---------- READING TEXT ----------

Develop Reference

Sorting data in an imported table in R by multiple conditions

I have imported a data set into R studio and want to count the rows that have certain values in multiple columns. The columns I want to sort by are titled "ROW" which I want less than or equal to 90, "house" which I want equal to 1 and "type" which I want equal to 1.
I know that I can use the sum command like this:
sum(data$type==1)
and that returns the rows with the value 1 in the "type" column. I have tried to combine these functions like this:
with(data, sum((type==1),(ROW<=90),(house==1))
to no avail.
Any suggestions on what I can do?

If we need to combine logical expressions, use & (if all of the conditions return TRUE) or | (if any of the conditions return TRUE)
with(data, sum((type==1)&(ROW<=90)&(house==1)))

Is there a function to subset data using a qualitative requirement in a column?

I am having trouble creating a subset for a large dataframe. I need to extract all rows that match one of two correct cities in one of the columns, however any subset that I create ends up empty. Given the main dataframe, I try:
New = data[data$Home.port %in% c("ARDGLASS","NEWLYN")]
However R returns "undefined columns selected"

A comma is missing:
New = data[data$Home.port %in% c("ARDGLASS","NEWLYN"), ]
That is because you are selecting rows, not columns; if you leave out the comma, R tries to subset columns instead of rows.

I recommend to use data.table so:
# install.packages(data.table)
library(data.table)
data <- as.data.table(data)
new_data <- data[Home.port %in% c("ARDGLASS","NEWLYN")]
You can check this web to learn data.table is very fast with big data bases

The subset function will also do this task
new <- subset(data, subset = Home.port %in% c("ARDGLASS","NEWLYN"))
The base approach is functionally the same, its just a matter of using a declarative function for the task or not.

When using subset() the first argument is the data frame you want to subset. When you want to check for several variables you do not need to put "data$" in front. This save time and makes it easier to read.
datasubset <- subset(data, Home.port %in% c("ARDGLASS","NEWLYN"))
You can also use multiple conditions to subset use "&" for AND condition or "|" for OR condition depending on what you plan to do.
datasubset <- subset(data, Home.port == "ARDGLASS" & Home.port == "NEWLYN"))

How to subset data with multiple criteria from one column

I need to create a data subset from multiple "inclusion" criteria from a column (V5:Format) of my df.
I have tried :
new.data <- old.data[grep("text1", old.data$V5), ]
This works for 1 inclusion criteria. I want to add a second inclusion criteria - data must include "text1" & "text2" for data subset
Thanks in advance.

---------- DATA PROVIDED ----------

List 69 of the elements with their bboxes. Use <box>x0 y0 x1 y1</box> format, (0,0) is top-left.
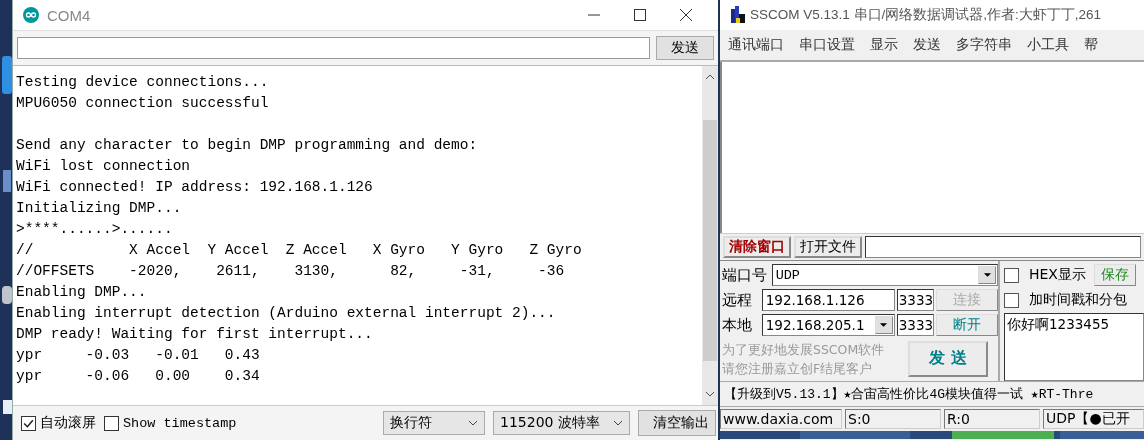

----------

[STATED PROBLEM 1] Please copy the passage of the R subsetting thread from "Any suggestions on" up to and including "instead of rows.".
[STATED PROBLEM 2] In the R subsetting thread, what error message does R return for the attempt to subset by the "Home.port" column without a comma?

[WRITTEN REPLY 1]
Any suggestions on what I can do?

If we need to combine logical expressions, use & (if all of the conditions return TRUE) or | (if any of the conditions return TRUE)
with(data, sum((type==1)&(ROW<=90)&(house==1)))

Is there a function to subset data using a qualitative requirement in a column?

I am having trouble creating a subset for a large dataframe. I need to extract all rows that match one of two correct cities in one of the columns, however any subset that I create ends up empty. Given the main dataframe, I try:
New = data[data$Home.port %in% c("ARDGLASS","NEWLYN")]
However R returns "undefined columns selected"

A comma is missing:
New = data[data$Home.port %in% c("ARDGLASS","NEWLYN"), ]
That is because you are selecting rows, not columns; if you leave out the comma, R tries to subset columns instead of rows.

[WRITTEN REPLY 2] "undefined columns selected"